# [EXERCISE BRIEF]
Provide the records once more, identical to the original.

---------- DATASET CONTENT ----------

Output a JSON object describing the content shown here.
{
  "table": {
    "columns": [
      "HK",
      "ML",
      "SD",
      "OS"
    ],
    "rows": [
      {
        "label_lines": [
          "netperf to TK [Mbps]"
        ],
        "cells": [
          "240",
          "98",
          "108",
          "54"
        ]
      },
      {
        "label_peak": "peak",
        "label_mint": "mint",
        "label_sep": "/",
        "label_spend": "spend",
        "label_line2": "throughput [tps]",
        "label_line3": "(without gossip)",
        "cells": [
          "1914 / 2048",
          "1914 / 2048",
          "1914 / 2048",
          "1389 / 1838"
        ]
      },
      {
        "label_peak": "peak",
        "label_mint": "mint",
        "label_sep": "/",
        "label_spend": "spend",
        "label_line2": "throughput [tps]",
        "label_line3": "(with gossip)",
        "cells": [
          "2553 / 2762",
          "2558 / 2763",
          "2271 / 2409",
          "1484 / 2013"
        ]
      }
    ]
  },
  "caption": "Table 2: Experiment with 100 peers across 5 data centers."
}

----------

# [RESULT OF THIS EXERCISE]
Output a JSON object describing the content shown here.
{
  "table": {
    "columns": [
      "HK",
      "ML",
      "SD",
      "OS"
    ],
    "rows": [
      {
        "label_lines": [
          "netperf to TK [Mbps]"
        ],
        "cells": [
          "240",
          "98",
          "108",
          "54"
        ]
      },
      {
        "label_peak": "peak",
        "label_mint": "mint",
        "label_sep": "/",
        "label_spend": "spend",
        "label_line2": "throughput [tps]",
        "label_line3": "(without gossip)",
        "cells": [
          "1914 / 2048",
          "1914 / 2048",
          "1914 / 2048",
          "1389 / 1838"
        ]
      },
      {
        "label_peak": "peak",
        "label_mint": "mint",
        "label_sep": "/",
        "label_spend": "spend",
        "label_line2": "throughput [tps]",
        "label_line3": "(with gossip)",
        "cells": [
          "2553 / 2762",
          "2558 / 2763",
          "2271 / 2409",
          "1484 / 2013"
        ]
      }
    ]
  },
  "caption": "Table 2: Experiment with 100 peers across 5 data centers."
}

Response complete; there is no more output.